| Set problem |
Could you retype every line of the records below, character for character?

* begin Records *

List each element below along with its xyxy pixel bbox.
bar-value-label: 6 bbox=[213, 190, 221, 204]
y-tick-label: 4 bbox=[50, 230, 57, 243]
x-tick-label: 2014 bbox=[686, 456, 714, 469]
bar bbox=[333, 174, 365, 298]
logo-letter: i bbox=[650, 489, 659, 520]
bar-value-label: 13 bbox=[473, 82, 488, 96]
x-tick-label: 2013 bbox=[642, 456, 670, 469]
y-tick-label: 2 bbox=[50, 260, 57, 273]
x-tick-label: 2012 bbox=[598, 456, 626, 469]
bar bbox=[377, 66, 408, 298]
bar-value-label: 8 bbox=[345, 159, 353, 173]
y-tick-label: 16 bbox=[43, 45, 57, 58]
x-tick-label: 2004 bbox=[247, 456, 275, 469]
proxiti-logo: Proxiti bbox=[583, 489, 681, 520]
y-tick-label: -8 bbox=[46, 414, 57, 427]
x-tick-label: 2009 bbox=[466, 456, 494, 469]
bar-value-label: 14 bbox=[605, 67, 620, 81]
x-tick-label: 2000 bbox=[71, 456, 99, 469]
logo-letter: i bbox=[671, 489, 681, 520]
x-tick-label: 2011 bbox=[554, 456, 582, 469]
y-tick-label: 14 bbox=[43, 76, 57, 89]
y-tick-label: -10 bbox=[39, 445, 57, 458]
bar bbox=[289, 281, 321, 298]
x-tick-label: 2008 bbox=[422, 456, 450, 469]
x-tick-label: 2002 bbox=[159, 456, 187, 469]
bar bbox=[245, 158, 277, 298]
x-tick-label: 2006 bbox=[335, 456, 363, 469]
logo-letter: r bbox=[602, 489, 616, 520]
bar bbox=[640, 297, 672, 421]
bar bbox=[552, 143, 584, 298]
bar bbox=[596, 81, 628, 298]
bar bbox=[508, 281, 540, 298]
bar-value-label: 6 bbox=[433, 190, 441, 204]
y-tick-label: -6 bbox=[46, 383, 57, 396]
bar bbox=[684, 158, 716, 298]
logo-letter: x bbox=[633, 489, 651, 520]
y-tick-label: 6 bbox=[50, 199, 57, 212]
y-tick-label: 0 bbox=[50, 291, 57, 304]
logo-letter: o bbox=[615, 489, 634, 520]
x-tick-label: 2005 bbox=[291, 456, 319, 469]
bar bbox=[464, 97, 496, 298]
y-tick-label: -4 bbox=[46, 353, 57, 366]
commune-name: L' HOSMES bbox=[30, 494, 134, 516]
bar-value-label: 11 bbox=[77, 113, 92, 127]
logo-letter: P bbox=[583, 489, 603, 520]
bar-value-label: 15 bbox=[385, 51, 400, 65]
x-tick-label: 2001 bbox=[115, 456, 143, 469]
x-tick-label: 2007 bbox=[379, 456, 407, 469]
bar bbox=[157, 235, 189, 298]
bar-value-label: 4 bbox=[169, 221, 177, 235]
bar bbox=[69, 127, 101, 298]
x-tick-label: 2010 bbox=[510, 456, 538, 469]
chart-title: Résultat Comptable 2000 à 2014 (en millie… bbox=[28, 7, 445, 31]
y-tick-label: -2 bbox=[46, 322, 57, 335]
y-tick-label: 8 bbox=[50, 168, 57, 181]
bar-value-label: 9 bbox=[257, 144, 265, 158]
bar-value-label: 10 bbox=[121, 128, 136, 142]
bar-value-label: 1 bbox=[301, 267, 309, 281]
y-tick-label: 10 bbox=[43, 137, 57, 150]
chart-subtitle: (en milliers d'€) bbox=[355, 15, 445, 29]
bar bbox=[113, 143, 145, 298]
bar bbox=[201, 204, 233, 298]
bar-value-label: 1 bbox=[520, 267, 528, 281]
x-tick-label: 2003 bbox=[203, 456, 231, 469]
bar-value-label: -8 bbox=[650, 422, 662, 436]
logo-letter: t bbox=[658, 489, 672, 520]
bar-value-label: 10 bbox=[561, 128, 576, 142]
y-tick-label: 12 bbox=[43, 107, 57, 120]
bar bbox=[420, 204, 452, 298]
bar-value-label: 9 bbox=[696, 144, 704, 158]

* end Records *

| Solution to this exercise |
List each element below along with its xyxy pixel bbox.
bar-value-label: 6 bbox=[213, 190, 221, 204]
y-tick-label: 4 bbox=[50, 230, 57, 243]
x-tick-label: 2014 bbox=[686, 456, 714, 469]
bar bbox=[333, 174, 365, 298]
logo-letter: i bbox=[650, 489, 659, 520]
bar-value-label: 13 bbox=[473, 82, 488, 96]
x-tick-label: 2013 bbox=[642, 456, 670, 469]
y-tick-label: 2 bbox=[50, 260, 57, 273]
x-tick-label: 2012 bbox=[598, 456, 626, 469]
bar bbox=[377, 66, 408, 298]
bar-value-label: 8 bbox=[345, 159, 353, 173]
y-tick-label: 16 bbox=[43, 45, 57, 58]
x-tick-label: 2004 bbox=[247, 456, 275, 469]
proxiti-logo: Proxiti bbox=[583, 489, 681, 520]
y-tick-label: -8 bbox=[46, 414, 57, 427]
x-tick-label: 2009 bbox=[466, 456, 494, 469]
bar-value-label: 14 bbox=[605, 67, 620, 81]
x-tick-label: 2000 bbox=[71, 456, 99, 469]
logo-letter: i bbox=[671, 489, 681, 520]
x-tick-label: 2011 bbox=[554, 456, 582, 469]
y-tick-label: 14 bbox=[43, 76, 57, 89]
y-tick-label: -10 bbox=[39, 445, 57, 458]
bar bbox=[289, 281, 321, 298]
x-tick-label: 2008 bbox=[422, 456, 450, 469]
x-tick-label: 2002 bbox=[159, 456, 187, 469]
bar bbox=[245, 158, 277, 298]
x-tick-label: 2006 bbox=[335, 456, 363, 469]
logo-letter: r bbox=[602, 489, 616, 520]
bar bbox=[640, 297, 672, 421]
bar bbox=[552, 143, 584, 298]
bar bbox=[596, 81, 628, 298]
bar bbox=[508, 281, 540, 298]
bar-value-label: 6 bbox=[433, 190, 441, 204]
y-tick-label: -6 bbox=[46, 383, 57, 396]
bar bbox=[684, 158, 716, 298]
logo-letter: x bbox=[633, 489, 651, 520]
y-tick-label: 6 bbox=[50, 199, 57, 212]
y-tick-label: 0 bbox=[50, 291, 57, 304]
logo-letter: o bbox=[615, 489, 634, 520]
x-tick-label: 2005 bbox=[291, 456, 319, 469]
bar bbox=[464, 97, 496, 298]
y-tick-label: -4 bbox=[46, 353, 57, 366]
commune-name: L' HOSMES bbox=[30, 494, 134, 516]
bar-value-label: 11 bbox=[77, 113, 92, 127]
logo-letter: P bbox=[583, 489, 603, 520]
bar-value-label: 15 bbox=[385, 51, 400, 65]
x-tick-label: 2001 bbox=[115, 456, 143, 469]
x-tick-label: 2007 bbox=[379, 456, 407, 469]
bar bbox=[157, 235, 189, 298]
bar-value-label: 4 bbox=[169, 221, 177, 235]
bar bbox=[69, 127, 101, 298]
x-tick-label: 2010 bbox=[510, 456, 538, 469]
chart-title: Résultat Comptable 2000 à 2014 (en millie… bbox=[28, 7, 445, 31]
y-tick-label: -2 bbox=[46, 322, 57, 335]
y-tick-label: 8 bbox=[50, 168, 57, 181]
bar-value-label: 9 bbox=[257, 144, 265, 158]
bar-value-label: 10 bbox=[121, 128, 136, 142]
bar-value-label: 1 bbox=[301, 267, 309, 281]
y-tick-label: 10 bbox=[43, 137, 57, 150]
chart-subtitle: (en milliers d'€) bbox=[355, 15, 445, 29]
bar bbox=[113, 143, 145, 298]
bar bbox=[201, 204, 233, 298]
bar-value-label: 1 bbox=[520, 267, 528, 281]
x-tick-label: 2003 bbox=[203, 456, 231, 469]
bar-value-label: -8 bbox=[650, 422, 662, 436]
logo-letter: t bbox=[658, 489, 672, 520]
bar-value-label: 10 bbox=[561, 128, 576, 142]
y-tick-label: 12 bbox=[43, 107, 57, 120]
bar bbox=[420, 204, 452, 298]
bar-value-label: 9 bbox=[696, 144, 704, 158]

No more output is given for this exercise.